TASK BRIEF:
Drop the images; return everything else in the listing below exactly.

DATA LISTING:
** BEGIN **
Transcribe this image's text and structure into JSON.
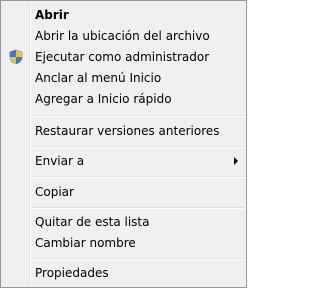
{
  "menu": {
    "items": [
      {
        "label": "Abrir"
      },
      {
        "label": "Abrir la ubicación del archivo"
      },
      {
        "label": "Ejecutar como administrador",
        "icon": "uac-shield-icon"
      },
      {
        "label": "Anclar al menú Inicio"
      },
      {
        "label": "Agregar a Inicio rápido"
      },
      {
        "label": "Restaurar versiones anteriores"
      },
      {
        "label": "Enviar a",
        "submenu": true
      },
      {
        "label": "Copiar"
      },
      {
        "label": "Quitar de esta lista"
      },
      {
        "label": "Cambiar nombre"
      },
      {
        "label": "Propiedades"
      }
    ]
  },
  "colors": {
    "background": "#f0f0f0",
    "border": "#979797",
    "separator": "#e0e0e0"
  }
}
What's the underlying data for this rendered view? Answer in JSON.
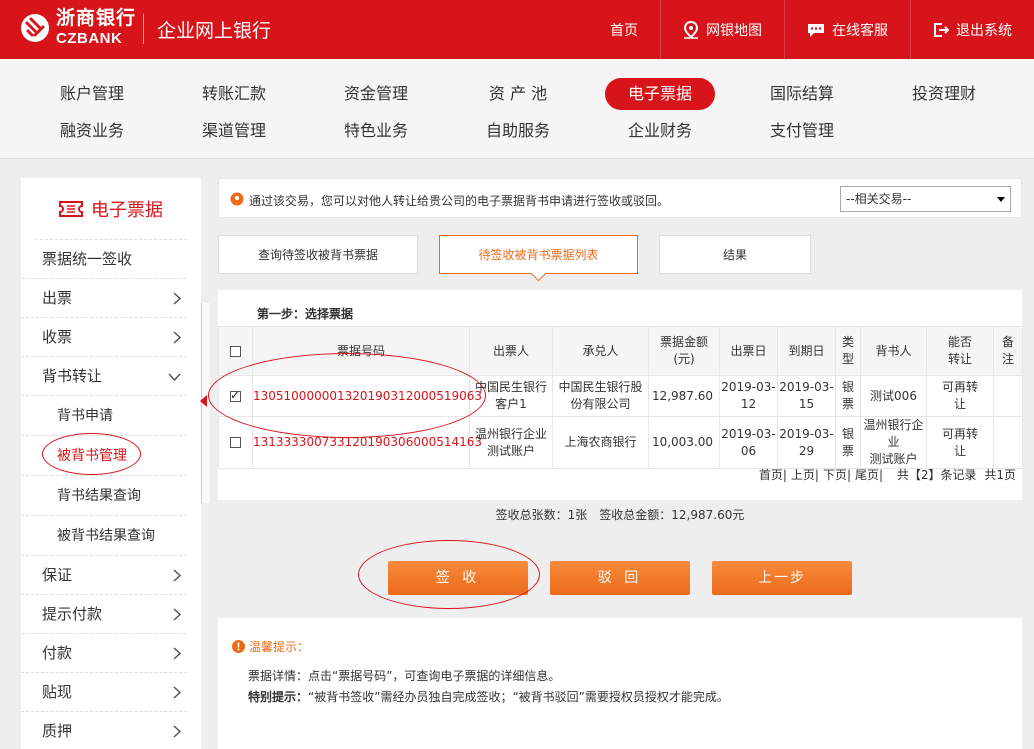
{
  "header": {
    "logo_cn": "浙商银行",
    "logo_en": "CZBANK",
    "site_title": "企业网上银行",
    "nav": [
      {
        "label": "首页",
        "icon": "home"
      },
      {
        "label": "网银地图",
        "icon": "map-pin-icon"
      },
      {
        "label": "在线客服",
        "icon": "chat-icon"
      },
      {
        "label": "退出系统",
        "icon": "logout-icon"
      }
    ]
  },
  "main_menu": {
    "row1": [
      "账户管理",
      "转账汇款",
      "资金管理",
      "资 产 池",
      "电子票据",
      "国际结算",
      "投资理财"
    ],
    "row2": [
      "融资业务",
      "渠道管理",
      "特色业务",
      "自助服务",
      "企业财务",
      "支付管理"
    ],
    "active": "电子票据"
  },
  "sidebar": {
    "title": "电子票据",
    "items": [
      {
        "label": "票据统一签收"
      },
      {
        "label": "出票"
      },
      {
        "label": "收票"
      },
      {
        "label": "背书转让"
      },
      {
        "label": "背书申请"
      },
      {
        "label": "被背书管理"
      },
      {
        "label": "背书结果查询"
      },
      {
        "label": "被背书结果查询"
      },
      {
        "label": "保证"
      },
      {
        "label": "提示付款"
      },
      {
        "label": "付款"
      },
      {
        "label": "贴现"
      },
      {
        "label": "质押"
      }
    ]
  },
  "notice": {
    "text": "通过该交易，您可以对他人转让给贵公司的电子票据背书申请进行签收或驳回。",
    "related_select": "--相关交易--"
  },
  "steps": [
    "查询待签收被背书票据",
    "待签收被背书票据列表",
    "结果"
  ],
  "panel": {
    "step_title": "第一步：选择票据",
    "columns": [
      "票据号码",
      "出票人",
      "承兑人",
      "票据金额\n(元)",
      "出票日",
      "到期日",
      "类\n型",
      "背书人",
      "能否\n转让",
      "备\n注"
    ],
    "col_labels": {
      "num": "票据号码",
      "drawer": "出票人",
      "acceptor": "承兑人",
      "amount1": "票据金额",
      "amount2": "(元)",
      "issue": "出票日",
      "due": "到期日",
      "type1": "类",
      "type2": "型",
      "endorser": "背书人",
      "transfer1": "能否",
      "transfer2": "转让",
      "remark1": "备",
      "remark2": "注"
    },
    "rows": [
      {
        "checked": true,
        "number": "130510000001320190312000519063",
        "drawer1": "中国民生银行",
        "drawer2": "客户1",
        "acceptor1": "中国民生银行股",
        "acceptor2": "份有限公司",
        "amount": "12,987.60",
        "issue1": "2019-03-",
        "issue2": "12",
        "due1": "2019-03-",
        "due2": "15",
        "type1": "银",
        "type2": "票",
        "endorser": "测试006",
        "transfer1": "可再转",
        "transfer2": "让"
      },
      {
        "checked": false,
        "number": "131333300733120190306000514163",
        "drawer1": "温州银行企业",
        "drawer2": "测试账户",
        "acceptor1": "上海农商银行",
        "acceptor2": "",
        "amount": "10,003.00",
        "issue1": "2019-03-",
        "issue2": "06",
        "due1": "2019-03-",
        "due2": "29",
        "type1": "银",
        "type2": "票",
        "endorser1": "温州银行企业",
        "endorser2": "测试账户",
        "transfer1": "可再转",
        "transfer2": "让"
      }
    ],
    "pager": {
      "first": "首页|",
      "prev": "上页|",
      "next": "下页|",
      "last": "尾页|",
      "total": "共【2】条记录",
      "pages": "共1页"
    }
  },
  "summary": "签收总张数：1张　签收总金额：12,987.60元",
  "buttons": {
    "sign": "签 收",
    "reject": "驳 回",
    "back": "上一步"
  },
  "tips": {
    "title": "温馨提示：",
    "line1": "票据详情：点击“票据号码”，可查询电子票据的详细信息。",
    "line2_label": "特别提示：",
    "line2_text": "“被背书签收”需经办员独自完成签收；“被背书驳回”需要授权员授权才能完成。"
  },
  "colors": {
    "brand_red": "#d7141a",
    "accent_orange": "#ec6b1b"
  }
}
** END **
SOLUTION TO THE PROBLEM:
Transcribe this image's text and structure into JSON.
{
  "menu": {
    "items": [
      {
        "label": "Abrir"
      },
      {
        "label": "Abrir la ubicación del archivo"
      },
      {
        "label": "Ejecutar como administrador",
        "icon": "uac-shield-icon"
      },
      {
        "label": "Anclar al menú Inicio"
      },
      {
        "label": "Agregar a Inicio rápido"
      },
      {
        "label": "Restaurar versiones anteriores"
      },
      {
        "label": "Enviar a",
        "submenu": true
      },
      {
        "label": "Copiar"
      },
      {
        "label": "Quitar de esta lista"
      },
      {
        "label": "Cambiar nombre"
      },
      {
        "label": "Propiedades"
      }
    ]
  },
  "colors": {
    "background": "#f0f0f0",
    "border": "#979797",
    "separator": "#e0e0e0"
  }
}
What's the underlying data for this rendered view? Answer in JSON.
{
  "header": {
    "logo_cn": "浙商银行",
    "logo_en": "CZBANK",
    "site_title": "企业网上银行",
    "nav": [
      {
        "label": "首页",
        "icon": "home"
      },
      {
        "label": "网银地图",
        "icon": "map-pin-icon"
      },
      {
        "label": "在线客服",
        "icon": "chat-icon"
      },
      {
        "label": "退出系统",
        "icon": "logout-icon"
      }
    ]
  },
  "main_menu": {
    "row1": [
      "账户管理",
      "转账汇款",
      "资金管理",
      "资 产 池",
      "电子票据",
      "国际结算",
      "投资理财"
    ],
    "row2": [
      "融资业务",
      "渠道管理",
      "特色业务",
      "自助服务",
      "企业财务",
      "支付管理"
    ],
    "active": "电子票据"
  },
  "sidebar": {
    "title": "电子票据",
    "items": [
      {
        "label": "票据统一签收"
      },
      {
        "label": "出票"
      },
      {
        "label": "收票"
      },
      {
        "label": "背书转让"
      },
      {
        "label": "背书申请"
      },
      {
        "label": "被背书管理"
      },
      {
        "label": "背书结果查询"
      },
      {
        "label": "被背书结果查询"
      },
      {
        "label": "保证"
      },
      {
        "label": "提示付款"
      },
      {
        "label": "付款"
      },
      {
        "label": "贴现"
      },
      {
        "label": "质押"
      }
    ]
  },
  "notice": {
    "text": "通过该交易，您可以对他人转让给贵公司的电子票据背书申请进行签收或驳回。",
    "related_select": "--相关交易--"
  },
  "steps": [
    "查询待签收被背书票据",
    "待签收被背书票据列表",
    "结果"
  ],
  "panel": {
    "step_title": "第一步：选择票据",
    "columns": [
      "票据号码",
      "出票人",
      "承兑人",
      "票据金额\n(元)",
      "出票日",
      "到期日",
      "类\n型",
      "背书人",
      "能否\n转让",
      "备\n注"
    ],
    "col_labels": {
      "num": "票据号码",
      "drawer": "出票人",
      "acceptor": "承兑人",
      "amount1": "票据金额",
      "amount2": "(元)",
      "issue": "出票日",
      "due": "到期日",
      "type1": "类",
      "type2": "型",
      "endorser": "背书人",
      "transfer1": "能否",
      "transfer2": "转让",
      "remark1": "备",
      "remark2": "注"
    },
    "rows": [
      {
        "checked": true,
        "number": "130510000001320190312000519063",
        "drawer1": "中国民生银行",
        "drawer2": "客户1",
        "acceptor1": "中国民生银行股",
        "acceptor2": "份有限公司",
        "amount": "12,987.60",
        "issue1": "2019-03-",
        "issue2": "12",
        "due1": "2019-03-",
        "due2": "15",
        "type1": "银",
        "type2": "票",
        "endorser": "测试006",
        "transfer1": "可再转",
        "transfer2": "让"
      },
      {
        "checked": false,
        "number": "131333300733120190306000514163",
        "drawer1": "温州银行企业",
        "drawer2": "测试账户",
        "acceptor1": "上海农商银行",
        "acceptor2": "",
        "amount": "10,003.00",
        "issue1": "2019-03-",
        "issue2": "06",
        "due1": "2019-03-",
        "due2": "29",
        "type1": "银",
        "type2": "票",
        "endorser1": "温州银行企业",
        "endorser2": "测试账户",
        "transfer1": "可再转",
        "transfer2": "让"
      }
    ],
    "pager": {
      "first": "首页|",
      "prev": "上页|",
      "next": "下页|",
      "last": "尾页|",
      "total": "共【2】条记录",
      "pages": "共1页"
    }
  },
  "summary": "签收总张数：1张　签收总金额：12,987.60元",
  "buttons": {
    "sign": "签 收",
    "reject": "驳 回",
    "back": "上一步"
  },
  "tips": {
    "title": "温馨提示：",
    "line1": "票据详情：点击“票据号码”，可查询电子票据的详细信息。",
    "line2_label": "特别提示：",
    "line2_text": "“被背书签收”需经办员独自完成签收；“被背书驳回”需要授权员授权才能完成。"
  },
  "colors": {
    "brand_red": "#d7141a",
    "accent_orange": "#ec6b1b"
  }
}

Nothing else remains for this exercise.